Selection

■ ■ ■

Gorum’s followers are innumerable: soldiers,
mercenaries, knights, and raiders
His priests are hard to differentiate from his other followers. They
commonly wear armor (or heavy robes that incorporate metal) as their
vestments and are adorned with all manner of weapons, making them
walking arsenals ready to draw steel at the slightest opportunity. Though
Gorum has no sacred text, his followers learn the church’s creed from a
collection of seven heroic poems called the Gorumskagat. Each verse keeps
to a rhythm that remains the same across all translations, which warriors
learn to recognize and chant while on the march. These chants harmonize
into the haunting sound of a roaring battle, and Gorumite warbands take
great pride in chants that suggest great conflicts. Battle is the true
language of Gorum, acting as the great unifier, and it
differs little whether fought by those speaking Shoanti
or Dwarven.

■ ■ ■

(Records from a data source)
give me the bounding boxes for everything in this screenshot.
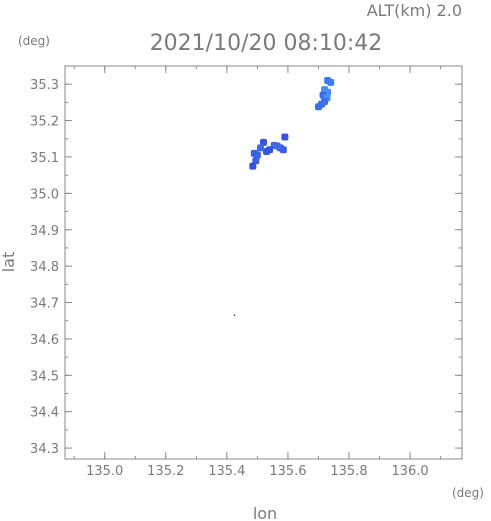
y-tick-label: 34.4	[30, 406, 59, 421]
y-tick-label: 34.3	[30, 442, 59, 457]
subtitle: ALT(km) 2.0	[367, 1, 462, 20]
y-tick-label: 34.6	[30, 333, 59, 348]
y-tick-label: 35.2	[30, 115, 59, 130]
data-point	[256, 144, 264, 152]
data-point	[260, 138, 267, 146]
y-axis-label: lat	[0, 252, 18, 273]
data-point	[252, 157, 260, 165]
x-unit: (deg)	[452, 486, 484, 500]
data-point	[314, 103, 322, 111]
y-tick-label: 34.5	[30, 369, 59, 384]
y-tick-label: 35.3	[30, 78, 59, 93]
x-tick-label: 135.8	[330, 464, 367, 479]
x-tick-label: 135.4	[208, 464, 245, 479]
x-tick-label: 135.6	[269, 464, 306, 479]
data-point	[327, 78, 335, 86]
y-tick-label: 35.0	[30, 187, 59, 202]
data-point	[233, 314, 236, 316]
x-axis-label: lon	[253, 504, 277, 521]
data-point	[263, 148, 271, 156]
data-point	[249, 162, 257, 170]
y-tick-label: 34.7	[30, 297, 59, 312]
ticks: 135.0 135.2 135.4 135.6 135.8 136.0 34.3 34.4 34…	[30, 65, 462, 479]
x-tick-label: 135.0	[86, 464, 123, 479]
x-tick-label: 135.2	[147, 464, 184, 479]
y-tick-label: 34.8	[30, 260, 59, 275]
y-unit: (deg)	[18, 34, 50, 48]
y-tick-label: 34.9	[30, 224, 59, 239]
plot-frame	[64, 65, 463, 460]
y-tick-label: 35.1	[30, 151, 59, 166]
data-point	[281, 133, 289, 141]
chart-title: 2021/10/20 08:10:42	[150, 31, 383, 56]
data-point	[250, 149, 258, 157]
x-tick-label: 136.0	[391, 464, 428, 479]
data-points	[233, 77, 335, 316]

■ ■ ■

Exercises to complete
1. Answer these questions about the passage on Gorum's followers above:
(a) What do Gorum's priests commonly wear as their vestments?
(b) What is the collection of seven heroic poems called?
(c) What does the passage name as the true language of Gorum?
2. Carry the passage on Gorum's followers further, picking up right after its final sentence.

Outputs by task
1.
(a) Armor, or heavy robes that incorporate metal.
(b) The Gorumskagat.
(c) Battle.

2.
His most holy sites are
battlefields, consecrated by the struggles, blood, and
lives of those fighting on them. His temples resemble
fortresses, complete with armories and forges—even those
in the midst of peaceful cities. They contain images of the
god, often pictured as a suit of spiked plate armor with
burning red eyes. Shrines to him are simple: a pile of stones capped
with a metal helm or a blade jammed into a crevice.